▸ YOUR GOAL
Identify each line below containing the string "Coinbase" and copy it.

═════ ROWS ═════

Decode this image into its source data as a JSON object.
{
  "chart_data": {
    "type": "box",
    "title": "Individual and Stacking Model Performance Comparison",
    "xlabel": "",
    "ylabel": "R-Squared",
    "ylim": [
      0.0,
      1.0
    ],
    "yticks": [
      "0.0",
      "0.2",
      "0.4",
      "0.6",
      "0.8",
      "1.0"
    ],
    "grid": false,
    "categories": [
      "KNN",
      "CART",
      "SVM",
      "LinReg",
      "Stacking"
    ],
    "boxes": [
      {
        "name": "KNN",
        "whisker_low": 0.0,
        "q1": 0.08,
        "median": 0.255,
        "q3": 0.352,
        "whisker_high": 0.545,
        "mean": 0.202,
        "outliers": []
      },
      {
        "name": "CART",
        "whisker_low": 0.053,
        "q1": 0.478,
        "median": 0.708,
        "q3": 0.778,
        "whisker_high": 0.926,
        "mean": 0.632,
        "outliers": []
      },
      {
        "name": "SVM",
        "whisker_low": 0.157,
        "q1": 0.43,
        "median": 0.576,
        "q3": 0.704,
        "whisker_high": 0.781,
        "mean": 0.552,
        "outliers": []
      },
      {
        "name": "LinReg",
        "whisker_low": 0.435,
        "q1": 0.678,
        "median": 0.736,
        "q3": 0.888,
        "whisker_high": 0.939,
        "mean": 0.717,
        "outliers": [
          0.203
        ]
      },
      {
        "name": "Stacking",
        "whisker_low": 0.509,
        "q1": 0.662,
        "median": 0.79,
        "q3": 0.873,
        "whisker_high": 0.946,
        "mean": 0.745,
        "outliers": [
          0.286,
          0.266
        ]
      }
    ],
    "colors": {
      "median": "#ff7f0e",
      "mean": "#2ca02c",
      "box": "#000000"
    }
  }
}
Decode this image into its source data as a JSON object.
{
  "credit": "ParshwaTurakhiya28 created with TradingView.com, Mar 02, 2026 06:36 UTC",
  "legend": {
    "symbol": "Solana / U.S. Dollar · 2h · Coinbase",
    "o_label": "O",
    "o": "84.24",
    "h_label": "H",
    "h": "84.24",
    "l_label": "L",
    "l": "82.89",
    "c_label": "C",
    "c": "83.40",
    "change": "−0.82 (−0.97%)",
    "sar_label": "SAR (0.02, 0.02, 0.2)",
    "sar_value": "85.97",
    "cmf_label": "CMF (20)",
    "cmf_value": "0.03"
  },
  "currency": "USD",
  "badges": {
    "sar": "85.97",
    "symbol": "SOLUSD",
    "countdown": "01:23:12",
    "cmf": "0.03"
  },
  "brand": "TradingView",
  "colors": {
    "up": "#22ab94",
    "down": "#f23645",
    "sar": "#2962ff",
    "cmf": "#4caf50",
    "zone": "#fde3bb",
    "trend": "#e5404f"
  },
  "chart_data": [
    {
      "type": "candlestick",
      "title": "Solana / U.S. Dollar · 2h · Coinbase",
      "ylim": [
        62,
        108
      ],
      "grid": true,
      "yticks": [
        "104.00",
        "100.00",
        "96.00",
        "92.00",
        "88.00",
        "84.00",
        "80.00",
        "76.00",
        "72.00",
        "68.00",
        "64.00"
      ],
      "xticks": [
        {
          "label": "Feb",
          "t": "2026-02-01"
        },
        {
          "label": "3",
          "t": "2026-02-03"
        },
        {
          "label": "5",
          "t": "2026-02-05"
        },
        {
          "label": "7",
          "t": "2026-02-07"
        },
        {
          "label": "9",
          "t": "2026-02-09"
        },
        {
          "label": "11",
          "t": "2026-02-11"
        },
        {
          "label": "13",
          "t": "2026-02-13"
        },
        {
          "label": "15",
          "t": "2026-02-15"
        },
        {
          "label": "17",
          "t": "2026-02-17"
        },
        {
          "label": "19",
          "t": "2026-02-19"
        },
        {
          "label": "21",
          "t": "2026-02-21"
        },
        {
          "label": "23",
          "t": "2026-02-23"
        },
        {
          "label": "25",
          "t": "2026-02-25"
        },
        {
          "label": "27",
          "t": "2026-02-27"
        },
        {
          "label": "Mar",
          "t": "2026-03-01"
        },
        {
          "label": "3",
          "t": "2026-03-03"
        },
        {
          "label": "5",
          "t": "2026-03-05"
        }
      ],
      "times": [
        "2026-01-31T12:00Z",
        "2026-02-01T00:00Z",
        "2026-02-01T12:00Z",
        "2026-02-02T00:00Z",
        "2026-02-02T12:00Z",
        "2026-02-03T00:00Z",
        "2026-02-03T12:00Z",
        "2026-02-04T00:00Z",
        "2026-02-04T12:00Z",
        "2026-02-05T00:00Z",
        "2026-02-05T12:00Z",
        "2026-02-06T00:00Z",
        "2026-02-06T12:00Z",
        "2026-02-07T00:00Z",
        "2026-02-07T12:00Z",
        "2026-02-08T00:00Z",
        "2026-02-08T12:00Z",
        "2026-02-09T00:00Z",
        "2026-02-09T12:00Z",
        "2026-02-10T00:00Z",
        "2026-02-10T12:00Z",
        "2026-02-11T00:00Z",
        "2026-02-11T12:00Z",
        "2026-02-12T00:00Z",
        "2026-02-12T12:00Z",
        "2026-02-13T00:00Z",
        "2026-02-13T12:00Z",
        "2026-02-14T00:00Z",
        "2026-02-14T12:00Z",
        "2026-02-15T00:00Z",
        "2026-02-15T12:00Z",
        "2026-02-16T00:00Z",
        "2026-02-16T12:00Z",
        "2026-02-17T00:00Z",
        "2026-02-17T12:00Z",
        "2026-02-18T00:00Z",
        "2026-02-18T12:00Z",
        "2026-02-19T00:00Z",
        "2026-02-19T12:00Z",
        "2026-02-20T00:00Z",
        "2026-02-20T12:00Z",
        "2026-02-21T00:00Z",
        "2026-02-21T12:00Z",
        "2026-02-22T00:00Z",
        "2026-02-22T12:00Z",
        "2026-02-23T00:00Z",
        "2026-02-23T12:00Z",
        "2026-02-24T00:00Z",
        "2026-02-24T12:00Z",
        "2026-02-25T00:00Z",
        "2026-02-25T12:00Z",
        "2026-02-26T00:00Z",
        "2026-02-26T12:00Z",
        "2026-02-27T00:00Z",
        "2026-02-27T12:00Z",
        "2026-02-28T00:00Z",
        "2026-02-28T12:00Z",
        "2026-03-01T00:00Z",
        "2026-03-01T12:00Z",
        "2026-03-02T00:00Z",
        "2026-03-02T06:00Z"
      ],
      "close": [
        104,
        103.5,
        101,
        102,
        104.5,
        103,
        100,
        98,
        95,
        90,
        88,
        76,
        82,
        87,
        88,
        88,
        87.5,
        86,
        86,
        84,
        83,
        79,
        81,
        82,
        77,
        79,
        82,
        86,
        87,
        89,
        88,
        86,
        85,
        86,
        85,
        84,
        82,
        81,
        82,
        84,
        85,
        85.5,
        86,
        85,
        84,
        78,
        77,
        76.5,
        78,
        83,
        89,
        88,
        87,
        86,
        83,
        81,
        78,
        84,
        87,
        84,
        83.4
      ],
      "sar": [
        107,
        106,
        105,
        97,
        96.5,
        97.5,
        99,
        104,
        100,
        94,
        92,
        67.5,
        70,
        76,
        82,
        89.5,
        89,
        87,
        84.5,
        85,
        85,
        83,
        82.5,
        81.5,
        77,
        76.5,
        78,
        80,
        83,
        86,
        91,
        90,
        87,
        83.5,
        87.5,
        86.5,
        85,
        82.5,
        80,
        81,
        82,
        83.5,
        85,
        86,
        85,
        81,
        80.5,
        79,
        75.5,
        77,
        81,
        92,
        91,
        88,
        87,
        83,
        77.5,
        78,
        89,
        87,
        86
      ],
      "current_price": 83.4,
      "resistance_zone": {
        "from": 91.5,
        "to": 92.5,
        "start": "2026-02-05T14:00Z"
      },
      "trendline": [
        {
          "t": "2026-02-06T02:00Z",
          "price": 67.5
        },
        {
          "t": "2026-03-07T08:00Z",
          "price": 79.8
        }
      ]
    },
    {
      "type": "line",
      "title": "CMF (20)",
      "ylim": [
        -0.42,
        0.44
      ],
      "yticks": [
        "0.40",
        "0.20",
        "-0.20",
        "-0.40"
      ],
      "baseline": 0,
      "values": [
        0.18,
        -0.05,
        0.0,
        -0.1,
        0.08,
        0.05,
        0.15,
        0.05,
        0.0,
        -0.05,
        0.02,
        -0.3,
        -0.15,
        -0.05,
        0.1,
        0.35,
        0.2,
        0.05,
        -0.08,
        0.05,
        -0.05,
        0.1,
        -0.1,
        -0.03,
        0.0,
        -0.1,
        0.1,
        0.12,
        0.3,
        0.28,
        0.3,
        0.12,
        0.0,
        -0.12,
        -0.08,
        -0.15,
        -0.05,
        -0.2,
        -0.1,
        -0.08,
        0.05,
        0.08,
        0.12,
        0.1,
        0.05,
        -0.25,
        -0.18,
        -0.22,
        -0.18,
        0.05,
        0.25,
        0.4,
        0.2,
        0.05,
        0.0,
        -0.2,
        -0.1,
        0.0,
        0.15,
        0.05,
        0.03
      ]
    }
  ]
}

═════

▸ RESPONSE TO THIS EXERCISE
    "symbol": "Solana / U.S. Dollar · 2h · Coinbase",
      "title": "Solana / U.S. Dollar · 2h · Coinbase",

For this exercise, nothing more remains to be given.